PROBLEM TO WORK ON: Repeat the records below exactly as they appear.

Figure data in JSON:
════════════════
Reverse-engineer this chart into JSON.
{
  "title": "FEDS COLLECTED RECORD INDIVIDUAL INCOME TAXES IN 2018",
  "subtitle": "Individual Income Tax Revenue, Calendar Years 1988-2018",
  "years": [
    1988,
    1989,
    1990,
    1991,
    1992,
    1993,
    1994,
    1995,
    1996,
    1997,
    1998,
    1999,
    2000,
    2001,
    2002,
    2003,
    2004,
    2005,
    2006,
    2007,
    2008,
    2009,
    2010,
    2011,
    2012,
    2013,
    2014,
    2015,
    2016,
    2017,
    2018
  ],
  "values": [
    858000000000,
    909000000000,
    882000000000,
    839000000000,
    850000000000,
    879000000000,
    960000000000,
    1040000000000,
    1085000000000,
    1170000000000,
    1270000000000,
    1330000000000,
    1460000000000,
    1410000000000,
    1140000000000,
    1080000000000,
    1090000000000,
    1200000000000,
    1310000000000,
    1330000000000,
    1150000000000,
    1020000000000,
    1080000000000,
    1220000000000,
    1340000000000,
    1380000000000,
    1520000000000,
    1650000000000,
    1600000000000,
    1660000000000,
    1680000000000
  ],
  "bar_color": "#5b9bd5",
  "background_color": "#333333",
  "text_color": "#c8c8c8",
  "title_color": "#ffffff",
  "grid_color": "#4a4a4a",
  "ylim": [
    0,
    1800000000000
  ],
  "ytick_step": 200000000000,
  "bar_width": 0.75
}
════════════════
WORKED SOLUTION:
Reverse-engineer this chart into JSON.
{
  "title": "FEDS COLLECTED RECORD INDIVIDUAL INCOME TAXES IN 2018",
  "subtitle": "Individual Income Tax Revenue, Calendar Years 1988-2018",
  "years": [
    1988,
    1989,
    1990,
    1991,
    1992,
    1993,
    1994,
    1995,
    1996,
    1997,
    1998,
    1999,
    2000,
    2001,
    2002,
    2003,
    2004,
    2005,
    2006,
    2007,
    2008,
    2009,
    2010,
    2011,
    2012,
    2013,
    2014,
    2015,
    2016,
    2017,
    2018
  ],
  "values": [
    858000000000,
    909000000000,
    882000000000,
    839000000000,
    850000000000,
    879000000000,
    960000000000,
    1040000000000,
    1085000000000,
    1170000000000,
    1270000000000,
    1330000000000,
    1460000000000,
    1410000000000,
    1140000000000,
    1080000000000,
    1090000000000,
    1200000000000,
    1310000000000,
    1330000000000,
    1150000000000,
    1020000000000,
    1080000000000,
    1220000000000,
    1340000000000,
    1380000000000,
    1520000000000,
    1650000000000,
    1600000000000,
    1660000000000,
    1680000000000
  ],
  "bar_color": "#5b9bd5",
  "background_color": "#333333",
  "text_color": "#c8c8c8",
  "title_color": "#ffffff",
  "grid_color": "#4a4a4a",
  "ylim": [
    0,
    1800000000000
  ],
  "ytick_step": 200000000000,
  "bar_width": 0.75
}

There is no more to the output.